(Task goal):
Wherever the string "JSON" appears, copy the whole line.

(Supplied material):
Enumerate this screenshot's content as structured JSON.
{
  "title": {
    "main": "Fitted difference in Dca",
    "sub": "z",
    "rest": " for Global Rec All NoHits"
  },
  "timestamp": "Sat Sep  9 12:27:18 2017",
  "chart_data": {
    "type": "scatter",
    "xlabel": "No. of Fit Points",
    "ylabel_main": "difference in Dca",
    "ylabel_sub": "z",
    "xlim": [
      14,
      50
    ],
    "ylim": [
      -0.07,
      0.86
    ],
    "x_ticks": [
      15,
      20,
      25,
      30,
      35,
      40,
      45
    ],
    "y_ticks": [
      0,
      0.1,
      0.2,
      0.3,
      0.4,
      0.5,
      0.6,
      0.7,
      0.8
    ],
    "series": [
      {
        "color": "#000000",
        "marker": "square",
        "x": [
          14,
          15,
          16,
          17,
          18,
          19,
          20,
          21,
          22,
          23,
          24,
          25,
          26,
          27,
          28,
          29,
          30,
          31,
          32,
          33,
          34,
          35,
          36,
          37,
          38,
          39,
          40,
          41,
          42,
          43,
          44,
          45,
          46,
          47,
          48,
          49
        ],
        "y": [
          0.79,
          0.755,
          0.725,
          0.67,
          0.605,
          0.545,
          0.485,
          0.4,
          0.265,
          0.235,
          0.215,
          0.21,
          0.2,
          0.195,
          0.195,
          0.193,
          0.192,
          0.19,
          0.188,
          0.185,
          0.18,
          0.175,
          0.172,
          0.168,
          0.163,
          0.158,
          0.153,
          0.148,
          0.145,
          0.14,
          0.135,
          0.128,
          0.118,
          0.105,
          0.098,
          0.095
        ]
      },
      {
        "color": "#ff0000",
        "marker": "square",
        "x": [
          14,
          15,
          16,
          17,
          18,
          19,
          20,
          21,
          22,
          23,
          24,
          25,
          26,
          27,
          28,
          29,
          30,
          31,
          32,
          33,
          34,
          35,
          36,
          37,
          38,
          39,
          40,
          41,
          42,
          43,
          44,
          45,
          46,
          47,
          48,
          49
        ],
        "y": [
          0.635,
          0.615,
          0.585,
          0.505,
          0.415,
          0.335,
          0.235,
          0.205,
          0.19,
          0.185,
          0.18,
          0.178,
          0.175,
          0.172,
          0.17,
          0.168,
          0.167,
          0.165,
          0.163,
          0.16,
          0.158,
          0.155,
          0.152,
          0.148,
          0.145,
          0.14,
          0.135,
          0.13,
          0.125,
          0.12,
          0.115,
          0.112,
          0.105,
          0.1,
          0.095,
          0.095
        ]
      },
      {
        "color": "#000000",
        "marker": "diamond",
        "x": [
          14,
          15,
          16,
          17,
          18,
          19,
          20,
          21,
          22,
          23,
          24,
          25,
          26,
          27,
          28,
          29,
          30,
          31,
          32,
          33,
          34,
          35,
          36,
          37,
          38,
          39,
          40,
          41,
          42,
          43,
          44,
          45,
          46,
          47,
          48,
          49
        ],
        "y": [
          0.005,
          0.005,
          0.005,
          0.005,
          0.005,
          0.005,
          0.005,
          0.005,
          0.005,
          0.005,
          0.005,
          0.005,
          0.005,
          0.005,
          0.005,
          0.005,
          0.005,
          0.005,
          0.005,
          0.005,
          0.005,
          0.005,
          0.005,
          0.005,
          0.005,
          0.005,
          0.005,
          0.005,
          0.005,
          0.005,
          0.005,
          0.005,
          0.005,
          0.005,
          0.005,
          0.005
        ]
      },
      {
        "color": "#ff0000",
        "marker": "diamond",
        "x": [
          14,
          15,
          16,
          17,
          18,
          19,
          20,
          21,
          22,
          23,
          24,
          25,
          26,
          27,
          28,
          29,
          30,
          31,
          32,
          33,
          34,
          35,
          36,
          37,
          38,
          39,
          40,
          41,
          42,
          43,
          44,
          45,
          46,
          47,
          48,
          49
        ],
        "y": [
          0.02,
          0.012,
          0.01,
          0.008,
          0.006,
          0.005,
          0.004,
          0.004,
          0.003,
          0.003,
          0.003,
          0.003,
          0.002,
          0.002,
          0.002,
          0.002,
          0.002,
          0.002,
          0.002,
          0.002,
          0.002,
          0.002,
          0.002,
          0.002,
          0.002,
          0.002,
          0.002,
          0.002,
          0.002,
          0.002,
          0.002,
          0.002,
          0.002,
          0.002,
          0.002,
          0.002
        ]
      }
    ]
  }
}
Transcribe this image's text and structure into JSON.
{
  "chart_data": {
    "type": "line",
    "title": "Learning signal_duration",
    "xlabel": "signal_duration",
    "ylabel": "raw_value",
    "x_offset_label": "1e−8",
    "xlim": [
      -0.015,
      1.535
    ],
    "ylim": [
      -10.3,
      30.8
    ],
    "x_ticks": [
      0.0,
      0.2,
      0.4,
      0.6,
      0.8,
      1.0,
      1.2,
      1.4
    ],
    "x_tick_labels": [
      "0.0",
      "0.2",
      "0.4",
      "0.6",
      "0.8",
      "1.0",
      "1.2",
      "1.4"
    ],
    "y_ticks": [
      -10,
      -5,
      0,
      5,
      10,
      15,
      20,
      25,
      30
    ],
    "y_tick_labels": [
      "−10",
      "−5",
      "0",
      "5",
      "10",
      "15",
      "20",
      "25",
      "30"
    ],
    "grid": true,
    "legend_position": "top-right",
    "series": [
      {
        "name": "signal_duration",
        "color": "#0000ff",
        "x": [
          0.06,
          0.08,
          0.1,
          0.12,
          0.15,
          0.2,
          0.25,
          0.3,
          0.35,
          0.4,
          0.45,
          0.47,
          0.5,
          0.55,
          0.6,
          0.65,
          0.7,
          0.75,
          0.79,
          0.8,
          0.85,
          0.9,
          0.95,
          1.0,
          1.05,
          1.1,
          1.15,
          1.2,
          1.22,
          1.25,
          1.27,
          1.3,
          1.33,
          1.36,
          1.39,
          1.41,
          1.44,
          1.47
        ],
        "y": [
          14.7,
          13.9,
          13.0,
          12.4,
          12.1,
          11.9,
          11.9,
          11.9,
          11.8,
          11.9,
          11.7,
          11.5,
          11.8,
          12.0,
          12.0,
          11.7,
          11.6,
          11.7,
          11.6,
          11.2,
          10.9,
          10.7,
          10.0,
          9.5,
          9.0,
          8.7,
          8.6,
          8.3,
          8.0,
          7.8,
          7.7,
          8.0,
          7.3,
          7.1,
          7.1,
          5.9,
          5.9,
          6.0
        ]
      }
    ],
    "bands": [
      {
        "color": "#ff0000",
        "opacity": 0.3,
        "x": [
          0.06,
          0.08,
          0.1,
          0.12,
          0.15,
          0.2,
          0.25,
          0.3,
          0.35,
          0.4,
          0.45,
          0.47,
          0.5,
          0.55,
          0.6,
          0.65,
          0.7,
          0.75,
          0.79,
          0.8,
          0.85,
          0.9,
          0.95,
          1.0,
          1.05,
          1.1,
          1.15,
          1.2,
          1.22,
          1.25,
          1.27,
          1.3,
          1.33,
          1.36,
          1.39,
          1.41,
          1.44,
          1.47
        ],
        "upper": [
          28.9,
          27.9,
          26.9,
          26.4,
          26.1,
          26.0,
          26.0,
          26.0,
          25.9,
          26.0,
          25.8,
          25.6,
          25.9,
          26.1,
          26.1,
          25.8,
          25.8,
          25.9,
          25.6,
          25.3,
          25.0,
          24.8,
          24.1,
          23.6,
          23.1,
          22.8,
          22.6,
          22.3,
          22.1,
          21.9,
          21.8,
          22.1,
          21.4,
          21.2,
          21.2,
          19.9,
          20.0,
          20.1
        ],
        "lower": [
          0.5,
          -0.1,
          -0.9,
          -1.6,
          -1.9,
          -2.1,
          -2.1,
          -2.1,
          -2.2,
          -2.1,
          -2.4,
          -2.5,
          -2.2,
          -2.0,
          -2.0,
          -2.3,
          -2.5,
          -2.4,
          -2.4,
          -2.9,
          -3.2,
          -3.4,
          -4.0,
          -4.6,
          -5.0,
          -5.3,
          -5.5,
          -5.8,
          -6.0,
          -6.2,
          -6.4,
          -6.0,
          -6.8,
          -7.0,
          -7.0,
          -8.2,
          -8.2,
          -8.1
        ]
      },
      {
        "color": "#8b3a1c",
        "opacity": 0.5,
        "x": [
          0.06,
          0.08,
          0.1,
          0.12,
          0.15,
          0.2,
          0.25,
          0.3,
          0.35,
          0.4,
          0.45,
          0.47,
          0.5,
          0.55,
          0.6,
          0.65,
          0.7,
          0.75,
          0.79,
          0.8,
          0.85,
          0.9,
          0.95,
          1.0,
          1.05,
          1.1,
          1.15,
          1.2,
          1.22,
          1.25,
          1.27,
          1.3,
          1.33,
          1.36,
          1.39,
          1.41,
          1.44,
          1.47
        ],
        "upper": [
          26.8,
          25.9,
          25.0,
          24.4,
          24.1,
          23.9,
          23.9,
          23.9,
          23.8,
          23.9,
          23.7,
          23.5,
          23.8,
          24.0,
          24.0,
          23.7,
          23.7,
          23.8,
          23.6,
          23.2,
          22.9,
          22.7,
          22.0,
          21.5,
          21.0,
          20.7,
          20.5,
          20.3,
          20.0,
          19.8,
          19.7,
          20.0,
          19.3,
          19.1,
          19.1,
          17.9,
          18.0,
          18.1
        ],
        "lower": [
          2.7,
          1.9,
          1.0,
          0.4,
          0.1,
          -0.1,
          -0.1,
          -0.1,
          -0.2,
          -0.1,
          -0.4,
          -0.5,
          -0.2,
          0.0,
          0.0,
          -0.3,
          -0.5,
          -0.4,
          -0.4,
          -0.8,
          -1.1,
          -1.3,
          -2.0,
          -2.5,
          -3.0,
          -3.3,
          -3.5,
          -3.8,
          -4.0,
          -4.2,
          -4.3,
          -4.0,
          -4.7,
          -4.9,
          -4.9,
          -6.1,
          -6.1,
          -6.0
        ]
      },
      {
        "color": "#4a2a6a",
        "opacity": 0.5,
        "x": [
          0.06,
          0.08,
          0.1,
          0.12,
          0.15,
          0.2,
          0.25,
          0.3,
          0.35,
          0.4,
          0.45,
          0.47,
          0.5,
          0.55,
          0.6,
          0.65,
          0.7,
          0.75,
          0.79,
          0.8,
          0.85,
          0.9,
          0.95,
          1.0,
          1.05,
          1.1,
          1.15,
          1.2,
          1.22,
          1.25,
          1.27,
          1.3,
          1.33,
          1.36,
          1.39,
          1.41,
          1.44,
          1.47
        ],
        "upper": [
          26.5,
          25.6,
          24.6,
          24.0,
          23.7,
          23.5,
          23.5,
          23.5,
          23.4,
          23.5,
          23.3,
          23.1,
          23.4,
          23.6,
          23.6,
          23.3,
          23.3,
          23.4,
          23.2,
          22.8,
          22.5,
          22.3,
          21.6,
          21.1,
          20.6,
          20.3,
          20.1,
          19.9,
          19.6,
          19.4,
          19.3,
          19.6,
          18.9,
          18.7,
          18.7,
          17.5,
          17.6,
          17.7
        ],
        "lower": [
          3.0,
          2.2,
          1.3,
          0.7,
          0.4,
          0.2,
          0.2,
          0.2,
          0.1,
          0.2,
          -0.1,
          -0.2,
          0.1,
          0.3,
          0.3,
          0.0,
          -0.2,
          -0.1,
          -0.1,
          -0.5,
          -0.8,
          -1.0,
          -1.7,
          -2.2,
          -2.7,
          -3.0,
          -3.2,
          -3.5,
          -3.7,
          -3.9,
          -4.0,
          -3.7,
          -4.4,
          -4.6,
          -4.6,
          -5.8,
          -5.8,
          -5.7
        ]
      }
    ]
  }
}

(Result):
Enumerate this screenshot's content as structured JSON.
Transcribe this image's text and structure into JSON.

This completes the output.